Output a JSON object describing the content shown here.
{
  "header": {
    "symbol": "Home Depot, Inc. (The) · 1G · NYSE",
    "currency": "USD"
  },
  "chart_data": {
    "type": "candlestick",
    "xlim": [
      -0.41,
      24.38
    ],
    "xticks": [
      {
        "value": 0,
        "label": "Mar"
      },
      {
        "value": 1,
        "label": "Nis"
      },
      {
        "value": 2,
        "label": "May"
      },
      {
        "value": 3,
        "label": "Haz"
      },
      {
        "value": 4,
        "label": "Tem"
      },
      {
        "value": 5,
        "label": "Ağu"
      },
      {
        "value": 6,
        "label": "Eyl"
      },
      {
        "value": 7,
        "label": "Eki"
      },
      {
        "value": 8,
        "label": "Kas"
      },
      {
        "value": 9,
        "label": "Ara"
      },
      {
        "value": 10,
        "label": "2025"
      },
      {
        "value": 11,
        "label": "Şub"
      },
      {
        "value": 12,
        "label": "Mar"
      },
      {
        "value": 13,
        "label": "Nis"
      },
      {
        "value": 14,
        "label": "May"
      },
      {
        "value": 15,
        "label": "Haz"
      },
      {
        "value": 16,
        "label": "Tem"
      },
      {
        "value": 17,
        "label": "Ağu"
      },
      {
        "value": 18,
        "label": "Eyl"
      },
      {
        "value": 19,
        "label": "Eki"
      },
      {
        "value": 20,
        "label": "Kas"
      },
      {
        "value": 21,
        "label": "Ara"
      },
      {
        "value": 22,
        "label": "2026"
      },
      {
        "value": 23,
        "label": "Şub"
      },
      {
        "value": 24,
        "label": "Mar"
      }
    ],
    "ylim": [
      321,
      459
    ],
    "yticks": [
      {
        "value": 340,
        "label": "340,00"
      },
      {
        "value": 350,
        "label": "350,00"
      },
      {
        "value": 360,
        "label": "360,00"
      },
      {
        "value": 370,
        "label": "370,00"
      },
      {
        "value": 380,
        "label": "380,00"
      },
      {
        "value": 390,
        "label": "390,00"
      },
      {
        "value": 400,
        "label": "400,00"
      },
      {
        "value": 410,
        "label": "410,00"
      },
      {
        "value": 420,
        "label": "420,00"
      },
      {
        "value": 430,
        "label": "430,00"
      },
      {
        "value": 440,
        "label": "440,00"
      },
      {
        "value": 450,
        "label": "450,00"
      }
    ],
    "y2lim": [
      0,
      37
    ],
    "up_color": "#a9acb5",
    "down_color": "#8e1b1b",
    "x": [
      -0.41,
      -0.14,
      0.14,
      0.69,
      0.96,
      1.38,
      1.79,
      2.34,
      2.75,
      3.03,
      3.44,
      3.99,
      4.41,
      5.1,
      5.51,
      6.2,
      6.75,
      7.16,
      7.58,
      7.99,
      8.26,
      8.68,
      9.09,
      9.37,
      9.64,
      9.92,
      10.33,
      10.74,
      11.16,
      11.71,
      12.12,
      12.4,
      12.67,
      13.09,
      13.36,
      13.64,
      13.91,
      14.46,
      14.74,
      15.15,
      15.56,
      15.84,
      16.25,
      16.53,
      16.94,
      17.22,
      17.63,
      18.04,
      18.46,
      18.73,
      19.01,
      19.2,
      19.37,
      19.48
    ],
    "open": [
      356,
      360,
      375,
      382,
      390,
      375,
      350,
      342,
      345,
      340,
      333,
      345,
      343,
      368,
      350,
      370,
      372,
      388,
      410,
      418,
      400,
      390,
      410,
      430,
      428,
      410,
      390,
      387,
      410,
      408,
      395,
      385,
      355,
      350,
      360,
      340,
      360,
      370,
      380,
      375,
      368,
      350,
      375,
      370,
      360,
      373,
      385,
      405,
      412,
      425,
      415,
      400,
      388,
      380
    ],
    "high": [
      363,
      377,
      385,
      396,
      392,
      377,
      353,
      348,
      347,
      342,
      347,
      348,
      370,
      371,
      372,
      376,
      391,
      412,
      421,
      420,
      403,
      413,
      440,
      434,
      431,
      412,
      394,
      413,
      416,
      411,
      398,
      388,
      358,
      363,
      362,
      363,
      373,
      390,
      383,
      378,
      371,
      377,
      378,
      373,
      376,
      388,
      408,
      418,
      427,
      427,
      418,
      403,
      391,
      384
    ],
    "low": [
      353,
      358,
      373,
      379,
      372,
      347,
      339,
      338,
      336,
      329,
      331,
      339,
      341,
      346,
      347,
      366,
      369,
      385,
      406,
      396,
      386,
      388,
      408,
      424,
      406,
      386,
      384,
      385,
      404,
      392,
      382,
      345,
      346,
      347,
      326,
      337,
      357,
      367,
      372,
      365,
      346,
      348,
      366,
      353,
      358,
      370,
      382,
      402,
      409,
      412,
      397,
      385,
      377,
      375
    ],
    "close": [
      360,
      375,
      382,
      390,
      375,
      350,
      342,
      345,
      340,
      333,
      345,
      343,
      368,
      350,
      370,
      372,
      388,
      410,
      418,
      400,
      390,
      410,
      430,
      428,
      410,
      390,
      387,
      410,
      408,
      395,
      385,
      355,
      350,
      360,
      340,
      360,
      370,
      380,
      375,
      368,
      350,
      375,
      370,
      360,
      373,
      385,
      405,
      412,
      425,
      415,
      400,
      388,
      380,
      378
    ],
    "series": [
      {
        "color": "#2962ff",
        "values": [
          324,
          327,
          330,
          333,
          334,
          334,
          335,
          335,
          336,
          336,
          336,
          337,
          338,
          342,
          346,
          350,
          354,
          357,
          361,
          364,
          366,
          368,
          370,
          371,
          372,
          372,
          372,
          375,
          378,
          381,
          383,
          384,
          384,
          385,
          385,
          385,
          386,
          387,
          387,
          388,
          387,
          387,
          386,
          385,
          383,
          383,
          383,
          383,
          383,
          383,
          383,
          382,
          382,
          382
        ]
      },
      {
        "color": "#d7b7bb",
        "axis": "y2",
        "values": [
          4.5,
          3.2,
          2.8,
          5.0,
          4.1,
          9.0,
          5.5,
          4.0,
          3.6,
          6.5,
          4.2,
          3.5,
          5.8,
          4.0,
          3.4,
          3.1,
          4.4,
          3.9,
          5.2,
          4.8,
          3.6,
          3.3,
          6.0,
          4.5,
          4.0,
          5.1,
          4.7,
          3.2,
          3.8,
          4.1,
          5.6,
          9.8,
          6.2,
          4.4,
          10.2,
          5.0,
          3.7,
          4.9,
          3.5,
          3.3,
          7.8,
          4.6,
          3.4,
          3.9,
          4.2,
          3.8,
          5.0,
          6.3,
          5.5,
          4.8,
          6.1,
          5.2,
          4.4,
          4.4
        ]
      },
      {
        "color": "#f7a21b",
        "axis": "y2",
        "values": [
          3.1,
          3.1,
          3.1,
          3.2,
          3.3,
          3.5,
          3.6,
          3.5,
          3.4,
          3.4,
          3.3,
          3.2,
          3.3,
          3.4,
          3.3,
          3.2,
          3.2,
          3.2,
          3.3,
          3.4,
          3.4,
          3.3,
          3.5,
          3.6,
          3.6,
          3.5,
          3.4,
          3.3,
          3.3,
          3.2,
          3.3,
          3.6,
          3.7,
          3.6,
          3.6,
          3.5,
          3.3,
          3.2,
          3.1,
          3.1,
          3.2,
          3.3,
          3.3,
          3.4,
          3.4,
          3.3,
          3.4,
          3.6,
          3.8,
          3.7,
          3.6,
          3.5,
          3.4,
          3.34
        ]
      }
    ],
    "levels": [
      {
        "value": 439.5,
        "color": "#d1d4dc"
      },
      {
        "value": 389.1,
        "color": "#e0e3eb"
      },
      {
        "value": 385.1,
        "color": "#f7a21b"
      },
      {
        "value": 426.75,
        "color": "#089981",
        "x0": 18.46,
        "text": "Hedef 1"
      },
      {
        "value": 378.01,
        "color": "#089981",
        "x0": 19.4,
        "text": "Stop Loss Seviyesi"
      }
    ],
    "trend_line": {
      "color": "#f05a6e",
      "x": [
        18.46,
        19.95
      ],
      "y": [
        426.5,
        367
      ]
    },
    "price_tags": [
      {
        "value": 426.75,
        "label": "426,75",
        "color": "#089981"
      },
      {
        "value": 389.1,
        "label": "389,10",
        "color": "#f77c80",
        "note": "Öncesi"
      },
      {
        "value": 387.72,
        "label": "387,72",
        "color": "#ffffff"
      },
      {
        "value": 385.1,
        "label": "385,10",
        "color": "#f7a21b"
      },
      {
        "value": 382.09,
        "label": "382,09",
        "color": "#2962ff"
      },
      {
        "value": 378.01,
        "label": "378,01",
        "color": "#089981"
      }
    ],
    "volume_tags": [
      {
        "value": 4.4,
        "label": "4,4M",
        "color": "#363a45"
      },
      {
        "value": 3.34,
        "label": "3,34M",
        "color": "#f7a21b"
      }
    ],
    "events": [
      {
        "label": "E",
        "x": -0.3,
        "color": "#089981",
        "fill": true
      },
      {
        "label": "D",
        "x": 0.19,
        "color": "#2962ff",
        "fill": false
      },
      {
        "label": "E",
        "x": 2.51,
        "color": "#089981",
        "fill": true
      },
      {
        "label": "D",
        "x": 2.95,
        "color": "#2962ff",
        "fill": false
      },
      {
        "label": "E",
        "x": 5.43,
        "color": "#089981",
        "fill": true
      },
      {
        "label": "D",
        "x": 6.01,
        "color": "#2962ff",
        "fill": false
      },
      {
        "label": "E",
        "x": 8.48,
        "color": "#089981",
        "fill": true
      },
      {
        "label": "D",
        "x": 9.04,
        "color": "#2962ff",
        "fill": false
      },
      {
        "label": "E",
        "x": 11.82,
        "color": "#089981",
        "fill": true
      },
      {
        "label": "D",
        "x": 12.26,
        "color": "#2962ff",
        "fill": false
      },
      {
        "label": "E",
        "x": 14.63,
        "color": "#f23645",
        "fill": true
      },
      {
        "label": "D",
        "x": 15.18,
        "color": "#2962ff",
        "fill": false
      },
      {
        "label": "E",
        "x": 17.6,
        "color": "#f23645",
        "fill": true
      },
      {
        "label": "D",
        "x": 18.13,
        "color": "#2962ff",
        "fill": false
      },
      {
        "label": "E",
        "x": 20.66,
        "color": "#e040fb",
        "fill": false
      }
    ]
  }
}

§ WORK INSTRUCTIONS: Gather up the lines that contain the word "text".

§ THE REPLY:
        "text": "Hedef 1"
        "text": "Stop Loss Seviyesi"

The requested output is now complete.